**PROMPT**
Write the material out again exactly as it stands.

Data excerpts
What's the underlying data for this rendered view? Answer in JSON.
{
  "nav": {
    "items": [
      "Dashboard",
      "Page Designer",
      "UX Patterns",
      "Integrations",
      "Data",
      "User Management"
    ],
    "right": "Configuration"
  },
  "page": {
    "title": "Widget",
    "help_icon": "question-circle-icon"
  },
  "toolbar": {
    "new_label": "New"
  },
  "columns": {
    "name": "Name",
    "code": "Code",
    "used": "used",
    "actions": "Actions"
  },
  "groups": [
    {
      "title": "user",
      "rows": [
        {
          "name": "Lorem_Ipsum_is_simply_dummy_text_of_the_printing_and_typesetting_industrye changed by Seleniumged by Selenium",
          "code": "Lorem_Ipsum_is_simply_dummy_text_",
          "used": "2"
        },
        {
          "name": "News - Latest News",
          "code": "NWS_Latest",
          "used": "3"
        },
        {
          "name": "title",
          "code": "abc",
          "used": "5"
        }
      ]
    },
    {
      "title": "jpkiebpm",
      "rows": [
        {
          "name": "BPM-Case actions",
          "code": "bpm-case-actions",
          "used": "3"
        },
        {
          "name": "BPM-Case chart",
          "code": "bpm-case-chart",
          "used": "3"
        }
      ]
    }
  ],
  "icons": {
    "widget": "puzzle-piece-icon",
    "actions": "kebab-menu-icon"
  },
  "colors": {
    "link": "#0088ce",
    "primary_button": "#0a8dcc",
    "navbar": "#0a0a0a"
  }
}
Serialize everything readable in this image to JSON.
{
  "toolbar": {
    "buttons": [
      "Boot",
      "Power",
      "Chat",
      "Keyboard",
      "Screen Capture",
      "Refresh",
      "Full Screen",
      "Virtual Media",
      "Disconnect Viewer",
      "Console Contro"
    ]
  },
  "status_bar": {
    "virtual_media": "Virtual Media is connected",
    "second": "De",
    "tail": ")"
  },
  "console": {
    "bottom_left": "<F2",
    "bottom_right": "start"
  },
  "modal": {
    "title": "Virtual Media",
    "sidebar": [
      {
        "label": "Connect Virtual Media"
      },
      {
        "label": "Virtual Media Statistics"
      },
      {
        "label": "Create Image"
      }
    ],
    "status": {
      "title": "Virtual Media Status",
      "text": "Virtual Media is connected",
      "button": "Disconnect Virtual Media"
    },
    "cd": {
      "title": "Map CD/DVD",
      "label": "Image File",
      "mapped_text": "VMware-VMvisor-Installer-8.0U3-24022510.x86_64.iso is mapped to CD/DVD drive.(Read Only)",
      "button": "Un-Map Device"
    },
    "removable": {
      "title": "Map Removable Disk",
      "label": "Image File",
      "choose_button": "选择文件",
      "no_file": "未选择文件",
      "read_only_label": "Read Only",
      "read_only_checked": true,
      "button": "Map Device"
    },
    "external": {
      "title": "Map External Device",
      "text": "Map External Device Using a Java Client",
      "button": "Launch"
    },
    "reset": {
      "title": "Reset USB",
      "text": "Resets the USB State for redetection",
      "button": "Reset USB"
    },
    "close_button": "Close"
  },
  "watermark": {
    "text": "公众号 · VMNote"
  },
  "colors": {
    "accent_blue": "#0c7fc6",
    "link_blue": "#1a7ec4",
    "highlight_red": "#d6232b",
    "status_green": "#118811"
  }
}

**RESULT OF THIS TASK**
What's the underlying data for this rendered view? Answer in JSON.
{
  "nav": {
    "items": [
      "Dashboard",
      "Page Designer",
      "UX Patterns",
      "Integrations",
      "Data",
      "User Management"
    ],
    "right": "Configuration"
  },
  "page": {
    "title": "Widget",
    "help_icon": "question-circle-icon"
  },
  "toolbar": {
    "new_label": "New"
  },
  "columns": {
    "name": "Name",
    "code": "Code",
    "used": "used",
    "actions": "Actions"
  },
  "groups": [
    {
      "title": "user",
      "rows": [
        {
          "name": "Lorem_Ipsum_is_simply_dummy_text_of_the_printing_and_typesetting_industrye changed by Seleniumged by Selenium",
          "code": "Lorem_Ipsum_is_simply_dummy_text_",
          "used": "2"
        },
        {
          "name": "News - Latest News",
          "code": "NWS_Latest",
          "used": "3"
        },
        {
          "name": "title",
          "code": "abc",
          "used": "5"
        }
      ]
    },
    {
      "title": "jpkiebpm",
      "rows": [
        {
          "name": "BPM-Case actions",
          "code": "bpm-case-actions",
          "used": "3"
        },
        {
          "name": "BPM-Case chart",
          "code": "bpm-case-chart",
          "used": "3"
        }
      ]
    }
  ],
  "icons": {
    "widget": "puzzle-piece-icon",
    "actions": "kebab-menu-icon"
  },
  "colors": {
    "link": "#0088ce",
    "primary_button": "#0a8dcc",
    "navbar": "#0a0a0a"
  }
}
Serialize everything readable in this image to JSON.
{
  "toolbar": {
    "buttons": [
      "Boot",
      "Power",
      "Chat",
      "Keyboard",
      "Screen Capture",
      "Refresh",
      "Full Screen",
      "Virtual Media",
      "Disconnect Viewer",
      "Console Contro"
    ]
  },
  "status_bar": {
    "virtual_media": "Virtual Media is connected",
    "second": "De",
    "tail": ")"
  },
  "console": {
    "bottom_left": "<F2",
    "bottom_right": "start"
  },
  "modal": {
    "title": "Virtual Media",
    "sidebar": [
      {
        "label": "Connect Virtual Media"
      },
      {
        "label": "Virtual Media Statistics"
      },
      {
        "label": "Create Image"
      }
    ],
    "status": {
      "title": "Virtual Media Status",
      "text": "Virtual Media is connected",
      "button": "Disconnect Virtual Media"
    },
    "cd": {
      "title": "Map CD/DVD",
      "label": "Image File",
      "mapped_text": "VMware-VMvisor-Installer-8.0U3-24022510.x86_64.iso is mapped to CD/DVD drive.(Read Only)",
      "button": "Un-Map Device"
    },
    "removable": {
      "title": "Map Removable Disk",
      "label": "Image File",
      "choose_button": "选择文件",
      "no_file": "未选择文件",
      "read_only_label": "Read Only",
      "read_only_checked": true,
      "button": "Map Device"
    },
    "external": {
      "title": "Map External Device",
      "text": "Map External Device Using a Java Client",
      "button": "Launch"
    },
    "reset": {
      "title": "Reset USB",
      "text": "Resets the USB State for redetection",
      "button": "Reset USB"
    },
    "close_button": "Close"
  },
  "watermark": {
    "text": "公众号 · VMNote"
  },
  "colors": {
    "accent_blue": "#0c7fc6",
    "link_blue": "#1a7ec4",
    "highlight_red": "#d6232b",
    "status_green": "#118811"
  }
}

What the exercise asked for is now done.